»»

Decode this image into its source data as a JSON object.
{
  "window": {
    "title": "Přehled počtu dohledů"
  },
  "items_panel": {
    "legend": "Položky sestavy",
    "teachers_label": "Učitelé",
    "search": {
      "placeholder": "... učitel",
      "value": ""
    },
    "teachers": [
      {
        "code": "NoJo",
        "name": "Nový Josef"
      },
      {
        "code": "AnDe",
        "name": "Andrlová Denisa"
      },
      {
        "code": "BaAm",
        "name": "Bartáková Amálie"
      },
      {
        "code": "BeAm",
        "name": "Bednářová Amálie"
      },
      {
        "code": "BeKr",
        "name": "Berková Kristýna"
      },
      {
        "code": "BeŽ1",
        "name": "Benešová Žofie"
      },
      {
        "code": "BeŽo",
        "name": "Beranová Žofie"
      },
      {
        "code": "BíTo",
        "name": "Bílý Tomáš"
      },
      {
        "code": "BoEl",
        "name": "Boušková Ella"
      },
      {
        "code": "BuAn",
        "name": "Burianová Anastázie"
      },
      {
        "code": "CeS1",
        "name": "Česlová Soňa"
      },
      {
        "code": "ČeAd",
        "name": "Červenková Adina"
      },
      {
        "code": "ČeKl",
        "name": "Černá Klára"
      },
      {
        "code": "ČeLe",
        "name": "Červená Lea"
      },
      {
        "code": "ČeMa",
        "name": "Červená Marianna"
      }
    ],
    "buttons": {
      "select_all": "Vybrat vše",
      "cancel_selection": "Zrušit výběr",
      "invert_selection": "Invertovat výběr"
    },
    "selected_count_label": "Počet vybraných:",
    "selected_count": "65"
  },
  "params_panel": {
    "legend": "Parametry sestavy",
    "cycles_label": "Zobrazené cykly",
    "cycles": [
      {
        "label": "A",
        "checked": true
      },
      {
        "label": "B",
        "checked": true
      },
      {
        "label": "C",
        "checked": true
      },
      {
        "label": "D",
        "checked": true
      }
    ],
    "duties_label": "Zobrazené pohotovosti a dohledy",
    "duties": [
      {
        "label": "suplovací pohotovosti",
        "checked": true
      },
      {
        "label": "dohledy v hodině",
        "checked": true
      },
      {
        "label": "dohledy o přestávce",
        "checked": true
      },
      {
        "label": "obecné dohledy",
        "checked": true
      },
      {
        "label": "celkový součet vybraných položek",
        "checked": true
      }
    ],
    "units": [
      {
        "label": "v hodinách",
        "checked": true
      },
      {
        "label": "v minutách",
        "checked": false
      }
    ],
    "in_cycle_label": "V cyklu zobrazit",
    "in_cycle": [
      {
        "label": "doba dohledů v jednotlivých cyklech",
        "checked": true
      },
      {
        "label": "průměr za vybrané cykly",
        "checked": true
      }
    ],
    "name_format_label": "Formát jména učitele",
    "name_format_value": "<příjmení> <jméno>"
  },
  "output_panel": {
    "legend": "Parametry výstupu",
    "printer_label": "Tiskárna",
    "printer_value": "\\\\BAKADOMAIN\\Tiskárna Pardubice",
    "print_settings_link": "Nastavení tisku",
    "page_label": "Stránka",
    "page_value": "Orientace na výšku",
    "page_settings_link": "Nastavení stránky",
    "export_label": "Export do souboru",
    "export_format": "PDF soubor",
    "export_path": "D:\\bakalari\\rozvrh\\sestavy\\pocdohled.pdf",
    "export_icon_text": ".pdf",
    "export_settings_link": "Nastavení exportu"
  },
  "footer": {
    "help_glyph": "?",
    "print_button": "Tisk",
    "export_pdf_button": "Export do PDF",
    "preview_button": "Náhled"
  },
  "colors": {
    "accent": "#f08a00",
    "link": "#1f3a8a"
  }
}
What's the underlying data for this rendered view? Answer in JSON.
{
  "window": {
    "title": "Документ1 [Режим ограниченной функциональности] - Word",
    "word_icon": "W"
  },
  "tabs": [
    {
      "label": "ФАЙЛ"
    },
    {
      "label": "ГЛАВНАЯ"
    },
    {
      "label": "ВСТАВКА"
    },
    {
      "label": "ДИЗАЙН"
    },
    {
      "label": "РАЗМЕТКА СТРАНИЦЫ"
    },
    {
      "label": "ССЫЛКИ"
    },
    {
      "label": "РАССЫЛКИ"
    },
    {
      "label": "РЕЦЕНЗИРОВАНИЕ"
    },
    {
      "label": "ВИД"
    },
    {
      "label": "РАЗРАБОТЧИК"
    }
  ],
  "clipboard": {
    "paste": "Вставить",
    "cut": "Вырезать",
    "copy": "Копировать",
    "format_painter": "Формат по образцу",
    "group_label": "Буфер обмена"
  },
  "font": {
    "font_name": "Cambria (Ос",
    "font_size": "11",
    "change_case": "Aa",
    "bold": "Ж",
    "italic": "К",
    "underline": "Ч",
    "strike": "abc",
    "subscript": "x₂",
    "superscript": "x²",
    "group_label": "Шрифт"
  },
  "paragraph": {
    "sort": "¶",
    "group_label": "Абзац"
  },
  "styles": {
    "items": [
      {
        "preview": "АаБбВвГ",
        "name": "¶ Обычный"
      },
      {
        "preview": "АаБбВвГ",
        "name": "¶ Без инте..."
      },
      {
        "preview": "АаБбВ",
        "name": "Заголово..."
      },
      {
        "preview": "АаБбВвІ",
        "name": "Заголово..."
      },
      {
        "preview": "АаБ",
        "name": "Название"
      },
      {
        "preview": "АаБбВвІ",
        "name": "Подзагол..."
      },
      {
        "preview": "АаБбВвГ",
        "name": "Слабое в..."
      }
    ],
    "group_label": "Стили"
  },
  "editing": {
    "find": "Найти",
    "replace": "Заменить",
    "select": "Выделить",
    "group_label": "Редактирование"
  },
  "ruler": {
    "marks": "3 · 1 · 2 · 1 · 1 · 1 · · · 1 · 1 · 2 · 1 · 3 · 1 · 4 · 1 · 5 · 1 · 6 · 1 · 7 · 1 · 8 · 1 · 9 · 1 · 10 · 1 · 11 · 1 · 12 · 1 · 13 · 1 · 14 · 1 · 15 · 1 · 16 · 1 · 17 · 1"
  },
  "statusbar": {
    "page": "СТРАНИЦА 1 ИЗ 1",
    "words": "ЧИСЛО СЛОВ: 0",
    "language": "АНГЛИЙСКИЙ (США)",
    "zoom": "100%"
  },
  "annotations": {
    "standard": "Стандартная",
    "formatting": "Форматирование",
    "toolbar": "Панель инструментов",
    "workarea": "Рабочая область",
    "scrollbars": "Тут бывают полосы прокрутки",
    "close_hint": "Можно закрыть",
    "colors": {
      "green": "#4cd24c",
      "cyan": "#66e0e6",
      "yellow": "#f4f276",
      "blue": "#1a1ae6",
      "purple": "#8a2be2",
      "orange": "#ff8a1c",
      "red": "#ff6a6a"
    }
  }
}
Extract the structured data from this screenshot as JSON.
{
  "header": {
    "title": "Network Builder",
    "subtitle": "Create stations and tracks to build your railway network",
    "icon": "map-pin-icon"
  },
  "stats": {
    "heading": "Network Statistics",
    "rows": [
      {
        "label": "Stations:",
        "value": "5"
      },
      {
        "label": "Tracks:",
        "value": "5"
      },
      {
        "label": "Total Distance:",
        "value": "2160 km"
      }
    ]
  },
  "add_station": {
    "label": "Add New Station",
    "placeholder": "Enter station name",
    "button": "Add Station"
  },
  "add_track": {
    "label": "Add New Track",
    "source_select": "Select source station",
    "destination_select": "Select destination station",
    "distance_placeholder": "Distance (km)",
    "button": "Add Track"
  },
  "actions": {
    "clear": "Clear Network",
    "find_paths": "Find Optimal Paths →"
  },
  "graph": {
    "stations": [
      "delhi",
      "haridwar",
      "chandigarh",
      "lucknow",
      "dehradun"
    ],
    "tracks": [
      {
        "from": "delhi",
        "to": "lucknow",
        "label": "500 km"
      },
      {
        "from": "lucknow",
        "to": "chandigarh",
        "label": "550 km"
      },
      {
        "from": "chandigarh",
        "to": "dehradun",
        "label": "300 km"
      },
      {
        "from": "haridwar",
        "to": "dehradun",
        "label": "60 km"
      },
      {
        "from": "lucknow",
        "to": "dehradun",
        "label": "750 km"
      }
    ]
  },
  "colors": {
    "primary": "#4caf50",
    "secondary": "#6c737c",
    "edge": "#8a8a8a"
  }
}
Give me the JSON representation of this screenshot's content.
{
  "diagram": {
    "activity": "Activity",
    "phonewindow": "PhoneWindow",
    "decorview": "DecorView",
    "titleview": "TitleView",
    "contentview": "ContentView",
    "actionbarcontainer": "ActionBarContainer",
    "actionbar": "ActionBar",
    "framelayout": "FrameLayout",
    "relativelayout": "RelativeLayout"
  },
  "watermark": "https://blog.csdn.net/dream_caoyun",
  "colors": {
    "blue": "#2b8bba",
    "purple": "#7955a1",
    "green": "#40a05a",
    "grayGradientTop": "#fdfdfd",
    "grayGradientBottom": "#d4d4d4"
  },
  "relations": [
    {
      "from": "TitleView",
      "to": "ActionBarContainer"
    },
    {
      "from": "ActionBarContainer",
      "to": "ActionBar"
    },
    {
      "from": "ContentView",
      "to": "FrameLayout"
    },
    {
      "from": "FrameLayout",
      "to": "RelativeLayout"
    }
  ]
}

««

◆ AIM ◆
Repeat only the lines from the one holding "Give me the" through the last line of the data.

◆ RESPONSE TO THE EXERCISE ◆
Give me the JSON representation of this screenshot's content.
{
  "diagram": {
    "activity": "Activity",
    "phonewindow": "PhoneWindow",
    "decorview": "DecorView",
    "titleview": "TitleView",
    "contentview": "ContentView",
    "actionbarcontainer": "ActionBarContainer",
    "actionbar": "ActionBar",
    "framelayout": "FrameLayout",
    "relativelayout": "RelativeLayout"
  },
  "watermark": "https://blog.csdn.net/dream_caoyun",
  "colors": {
    "blue": "#2b8bba",
    "purple": "#7955a1",
    "green": "#40a05a",
    "grayGradientTop": "#fdfdfd",
    "grayGradientBottom": "#d4d4d4"
  },
  "relations": [
    {
      "from": "TitleView",
      "to": "ActionBarContainer"
    },
    {
      "from": "ActionBarContainer",
      "to": "ActionBar"
    },
    {
      "from": "ContentView",
      "to": "FrameLayout"
    },
    {
      "from": "FrameLayout",
      "to": "RelativeLayout"
    }
  ]
}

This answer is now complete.